- _Exercise details_:
Exactly as written, print each record in the listing.

* START Records shown *

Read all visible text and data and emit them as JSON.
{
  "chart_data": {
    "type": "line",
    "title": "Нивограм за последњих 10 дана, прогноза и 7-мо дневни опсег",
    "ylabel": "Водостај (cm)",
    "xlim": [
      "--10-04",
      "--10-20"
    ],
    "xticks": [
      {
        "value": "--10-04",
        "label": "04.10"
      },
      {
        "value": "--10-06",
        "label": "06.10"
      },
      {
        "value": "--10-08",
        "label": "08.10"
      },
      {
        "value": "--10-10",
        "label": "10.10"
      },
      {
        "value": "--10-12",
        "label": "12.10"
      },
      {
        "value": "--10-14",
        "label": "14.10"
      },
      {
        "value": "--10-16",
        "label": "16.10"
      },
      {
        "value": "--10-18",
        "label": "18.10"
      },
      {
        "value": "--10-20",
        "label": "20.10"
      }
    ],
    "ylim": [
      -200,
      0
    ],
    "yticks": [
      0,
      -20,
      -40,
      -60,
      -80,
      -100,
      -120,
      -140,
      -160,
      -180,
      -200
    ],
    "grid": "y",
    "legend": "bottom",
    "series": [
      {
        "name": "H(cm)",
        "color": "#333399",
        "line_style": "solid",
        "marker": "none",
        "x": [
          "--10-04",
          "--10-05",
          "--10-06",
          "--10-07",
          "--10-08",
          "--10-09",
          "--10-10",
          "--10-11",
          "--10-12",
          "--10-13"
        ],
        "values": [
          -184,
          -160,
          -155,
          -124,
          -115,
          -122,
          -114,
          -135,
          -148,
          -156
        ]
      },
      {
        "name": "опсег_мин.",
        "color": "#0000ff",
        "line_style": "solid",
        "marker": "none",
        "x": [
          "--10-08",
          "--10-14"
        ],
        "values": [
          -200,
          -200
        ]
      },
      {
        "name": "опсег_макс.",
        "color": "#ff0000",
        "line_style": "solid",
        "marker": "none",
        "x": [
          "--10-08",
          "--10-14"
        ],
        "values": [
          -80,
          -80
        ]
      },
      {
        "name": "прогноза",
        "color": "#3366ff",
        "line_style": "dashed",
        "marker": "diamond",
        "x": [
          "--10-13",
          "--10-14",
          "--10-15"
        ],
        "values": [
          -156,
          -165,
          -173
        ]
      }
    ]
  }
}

* END Records shown *

- _Complete output_:
Read all visible text and data and emit them as JSON.
{
  "chart_data": {
    "type": "line",
    "title": "Нивограм за последњих 10 дана, прогноза и 7-мо дневни опсег",
    "ylabel": "Водостај (cm)",
    "xlim": [
      "--10-04",
      "--10-20"
    ],
    "xticks": [
      {
        "value": "--10-04",
        "label": "04.10"
      },
      {
        "value": "--10-06",
        "label": "06.10"
      },
      {
        "value": "--10-08",
        "label": "08.10"
      },
      {
        "value": "--10-10",
        "label": "10.10"
      },
      {
        "value": "--10-12",
        "label": "12.10"
      },
      {
        "value": "--10-14",
        "label": "14.10"
      },
      {
        "value": "--10-16",
        "label": "16.10"
      },
      {
        "value": "--10-18",
        "label": "18.10"
      },
      {
        "value": "--10-20",
        "label": "20.10"
      }
    ],
    "ylim": [
      -200,
      0
    ],
    "yticks": [
      0,
      -20,
      -40,
      -60,
      -80,
      -100,
      -120,
      -140,
      -160,
      -180,
      -200
    ],
    "grid": "y",
    "legend": "bottom",
    "series": [
      {
        "name": "H(cm)",
        "color": "#333399",
        "line_style": "solid",
        "marker": "none",
        "x": [
          "--10-04",
          "--10-05",
          "--10-06",
          "--10-07",
          "--10-08",
          "--10-09",
          "--10-10",
          "--10-11",
          "--10-12",
          "--10-13"
        ],
        "values": [
          -184,
          -160,
          -155,
          -124,
          -115,
          -122,
          -114,
          -135,
          -148,
          -156
        ]
      },
      {
        "name": "опсег_мин.",
        "color": "#0000ff",
        "line_style": "solid",
        "marker": "none",
        "x": [
          "--10-08",
          "--10-14"
        ],
        "values": [
          -200,
          -200
        ]
      },
      {
        "name": "опсег_макс.",
        "color": "#ff0000",
        "line_style": "solid",
        "marker": "none",
        "x": [
          "--10-08",
          "--10-14"
        ],
        "values": [
          -80,
          -80
        ]
      },
      {
        "name": "прогноза",
        "color": "#3366ff",
        "line_style": "dashed",
        "marker": "diamond",
        "x": [
          "--10-13",
          "--10-14",
          "--10-15"
        ],
        "values": [
          -156,
          -165,
          -173
        ]
      }
    ]
  }
}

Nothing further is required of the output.